TASK OBJECTIVE:
Reproduce every line of the items below without changing anything.

RECORDS FOR PROCESSING:

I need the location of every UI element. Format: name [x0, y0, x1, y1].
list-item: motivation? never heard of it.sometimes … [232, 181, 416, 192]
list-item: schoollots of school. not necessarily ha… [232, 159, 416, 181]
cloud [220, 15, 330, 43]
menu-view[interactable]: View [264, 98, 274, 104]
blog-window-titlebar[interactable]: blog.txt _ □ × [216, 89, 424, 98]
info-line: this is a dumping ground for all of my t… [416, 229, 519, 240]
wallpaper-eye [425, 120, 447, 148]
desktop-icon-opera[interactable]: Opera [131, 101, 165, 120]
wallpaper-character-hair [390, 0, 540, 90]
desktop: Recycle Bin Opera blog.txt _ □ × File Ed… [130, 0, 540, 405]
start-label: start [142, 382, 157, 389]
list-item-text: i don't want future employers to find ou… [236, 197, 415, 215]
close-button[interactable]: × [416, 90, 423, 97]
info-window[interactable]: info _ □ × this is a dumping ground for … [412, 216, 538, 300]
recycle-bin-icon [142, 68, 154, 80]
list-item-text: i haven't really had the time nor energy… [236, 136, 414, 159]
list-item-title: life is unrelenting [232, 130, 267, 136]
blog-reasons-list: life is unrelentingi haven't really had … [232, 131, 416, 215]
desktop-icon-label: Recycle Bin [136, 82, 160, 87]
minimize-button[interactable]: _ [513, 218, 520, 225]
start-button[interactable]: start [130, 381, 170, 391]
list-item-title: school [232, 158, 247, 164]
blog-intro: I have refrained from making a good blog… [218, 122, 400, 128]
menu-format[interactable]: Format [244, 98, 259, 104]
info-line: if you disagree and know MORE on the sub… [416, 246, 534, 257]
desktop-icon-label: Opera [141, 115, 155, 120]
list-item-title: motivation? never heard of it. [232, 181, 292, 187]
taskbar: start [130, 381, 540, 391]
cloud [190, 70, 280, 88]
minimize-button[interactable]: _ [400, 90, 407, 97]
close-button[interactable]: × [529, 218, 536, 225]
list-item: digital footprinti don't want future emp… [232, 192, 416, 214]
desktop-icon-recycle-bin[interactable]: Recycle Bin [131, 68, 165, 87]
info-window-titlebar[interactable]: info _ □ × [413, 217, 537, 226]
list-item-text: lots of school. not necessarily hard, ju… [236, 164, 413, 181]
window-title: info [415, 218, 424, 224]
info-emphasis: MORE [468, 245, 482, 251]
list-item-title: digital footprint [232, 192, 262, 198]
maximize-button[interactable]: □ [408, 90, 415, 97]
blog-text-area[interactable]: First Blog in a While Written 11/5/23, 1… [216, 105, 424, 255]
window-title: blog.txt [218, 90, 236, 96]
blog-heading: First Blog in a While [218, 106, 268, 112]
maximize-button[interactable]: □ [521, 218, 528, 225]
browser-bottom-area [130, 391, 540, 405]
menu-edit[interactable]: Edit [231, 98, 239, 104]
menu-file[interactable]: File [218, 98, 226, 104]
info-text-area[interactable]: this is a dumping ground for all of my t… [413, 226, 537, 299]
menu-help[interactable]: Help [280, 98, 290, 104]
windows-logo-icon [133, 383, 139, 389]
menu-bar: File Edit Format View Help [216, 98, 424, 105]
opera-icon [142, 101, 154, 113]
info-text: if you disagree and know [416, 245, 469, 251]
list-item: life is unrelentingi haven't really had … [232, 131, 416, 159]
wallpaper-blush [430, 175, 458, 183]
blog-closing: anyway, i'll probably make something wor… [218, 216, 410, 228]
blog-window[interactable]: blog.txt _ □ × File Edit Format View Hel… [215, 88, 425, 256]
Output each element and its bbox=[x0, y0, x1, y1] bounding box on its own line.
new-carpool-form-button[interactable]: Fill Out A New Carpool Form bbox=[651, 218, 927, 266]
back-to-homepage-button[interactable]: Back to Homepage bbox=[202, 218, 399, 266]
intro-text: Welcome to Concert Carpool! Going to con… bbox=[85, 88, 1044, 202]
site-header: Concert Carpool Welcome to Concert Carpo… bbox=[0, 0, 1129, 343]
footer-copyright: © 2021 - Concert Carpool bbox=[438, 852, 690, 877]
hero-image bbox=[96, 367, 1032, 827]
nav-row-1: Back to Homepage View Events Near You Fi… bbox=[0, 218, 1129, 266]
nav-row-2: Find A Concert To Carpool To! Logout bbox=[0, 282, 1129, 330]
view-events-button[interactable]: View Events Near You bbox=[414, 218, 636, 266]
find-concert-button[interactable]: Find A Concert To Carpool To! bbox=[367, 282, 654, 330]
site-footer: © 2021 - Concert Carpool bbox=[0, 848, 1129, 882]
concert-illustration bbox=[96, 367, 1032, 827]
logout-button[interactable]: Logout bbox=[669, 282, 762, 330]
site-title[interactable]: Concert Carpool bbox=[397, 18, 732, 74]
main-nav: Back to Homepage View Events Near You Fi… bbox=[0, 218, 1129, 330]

RESULT FOR THIS TASK:
I need the location of every UI element. Format: name [x0, y0, x1, y1].
list-item: motivation? never heard of it.sometimes … [232, 181, 416, 192]
list-item: schoollots of school. not necessarily ha… [232, 159, 416, 181]
cloud [220, 15, 330, 43]
menu-view[interactable]: View [264, 98, 274, 104]
blog-window-titlebar[interactable]: blog.txt _ □ × [216, 89, 424, 98]
info-line: this is a dumping ground for all of my t… [416, 229, 519, 240]
wallpaper-eye [425, 120, 447, 148]
desktop-icon-opera[interactable]: Opera [131, 101, 165, 120]
wallpaper-character-hair [390, 0, 540, 90]
desktop: Recycle Bin Opera blog.txt _ □ × File Ed… [130, 0, 540, 405]
start-label: start [142, 382, 157, 389]
list-item-text: i don't want future employers to find ou… [236, 197, 415, 215]
close-button[interactable]: × [416, 90, 423, 97]
info-window[interactable]: info _ □ × this is a dumping ground for … [412, 216, 538, 300]
recycle-bin-icon [142, 68, 154, 80]
list-item-text: i haven't really had the time nor energy… [236, 136, 414, 159]
list-item-title: life is unrelenting [232, 130, 267, 136]
blog-reasons-list: life is unrelentingi haven't really had … [232, 131, 416, 215]
desktop-icon-label: Recycle Bin [136, 82, 160, 87]
minimize-button[interactable]: _ [513, 218, 520, 225]
start-button[interactable]: start [130, 381, 170, 391]
list-item-title: school [232, 158, 247, 164]
blog-intro: I have refrained from making a good blog… [218, 122, 400, 128]
menu-format[interactable]: Format [244, 98, 259, 104]
info-line: if you disagree and know MORE on the sub… [416, 246, 534, 257]
desktop-icon-label: Opera [141, 115, 155, 120]
list-item-title: motivation? never heard of it. [232, 181, 292, 187]
taskbar: start [130, 381, 540, 391]
cloud [190, 70, 280, 88]
minimize-button[interactable]: _ [400, 90, 407, 97]
close-button[interactable]: × [529, 218, 536, 225]
list-item: digital footprinti don't want future emp… [232, 192, 416, 214]
desktop-icon-recycle-bin[interactable]: Recycle Bin [131, 68, 165, 87]
info-window-titlebar[interactable]: info _ □ × [413, 217, 537, 226]
list-item-text: lots of school. not necessarily hard, ju… [236, 164, 413, 181]
window-title: info [415, 218, 424, 224]
info-emphasis: MORE [468, 245, 482, 251]
list-item-title: digital footprint [232, 192, 262, 198]
maximize-button[interactable]: □ [408, 90, 415, 97]
blog-text-area[interactable]: First Blog in a While Written 11/5/23, 1… [216, 105, 424, 255]
window-title: blog.txt [218, 90, 236, 96]
blog-heading: First Blog in a While [218, 106, 268, 112]
maximize-button[interactable]: □ [521, 218, 528, 225]
browser-bottom-area [130, 391, 540, 405]
menu-edit[interactable]: Edit [231, 98, 239, 104]
menu-file[interactable]: File [218, 98, 226, 104]
info-text-area[interactable]: this is a dumping ground for all of my t… [413, 226, 537, 299]
menu-help[interactable]: Help [280, 98, 290, 104]
windows-logo-icon [133, 383, 139, 389]
menu-bar: File Edit Format View Help [216, 98, 424, 105]
opera-icon [142, 101, 154, 113]
info-text: if you disagree and know [416, 245, 469, 251]
list-item: life is unrelentingi haven't really had … [232, 131, 416, 159]
wallpaper-blush [430, 175, 458, 183]
blog-closing: anyway, i'll probably make something wor… [218, 216, 410, 228]
blog-window[interactable]: blog.txt _ □ × File Edit Format View Hel… [215, 88, 425, 256]
Output each element and its bbox=[x0, y0, x1, y1] bounding box on its own line.
new-carpool-form-button[interactable]: Fill Out A New Carpool Form bbox=[651, 218, 927, 266]
back-to-homepage-button[interactable]: Back to Homepage bbox=[202, 218, 399, 266]
intro-text: Welcome to Concert Carpool! Going to con… bbox=[85, 88, 1044, 202]
site-header: Concert Carpool Welcome to Concert Carpo… bbox=[0, 0, 1129, 343]
footer-copyright: © 2021 - Concert Carpool bbox=[438, 852, 690, 877]
hero-image bbox=[96, 367, 1032, 827]
nav-row-1: Back to Homepage View Events Near You Fi… bbox=[0, 218, 1129, 266]
nav-row-2: Find A Concert To Carpool To! Logout bbox=[0, 282, 1129, 330]
view-events-button[interactable]: View Events Near You bbox=[414, 218, 636, 266]
find-concert-button[interactable]: Find A Concert To Carpool To! bbox=[367, 282, 654, 330]
site-footer: © 2021 - Concert Carpool bbox=[0, 848, 1129, 882]
concert-illustration bbox=[96, 367, 1032, 827]
logout-button[interactable]: Logout bbox=[669, 282, 762, 330]
site-title[interactable]: Concert Carpool bbox=[397, 18, 732, 74]
main-nav: Back to Homepage View Events Near You Fi… bbox=[0, 218, 1129, 330]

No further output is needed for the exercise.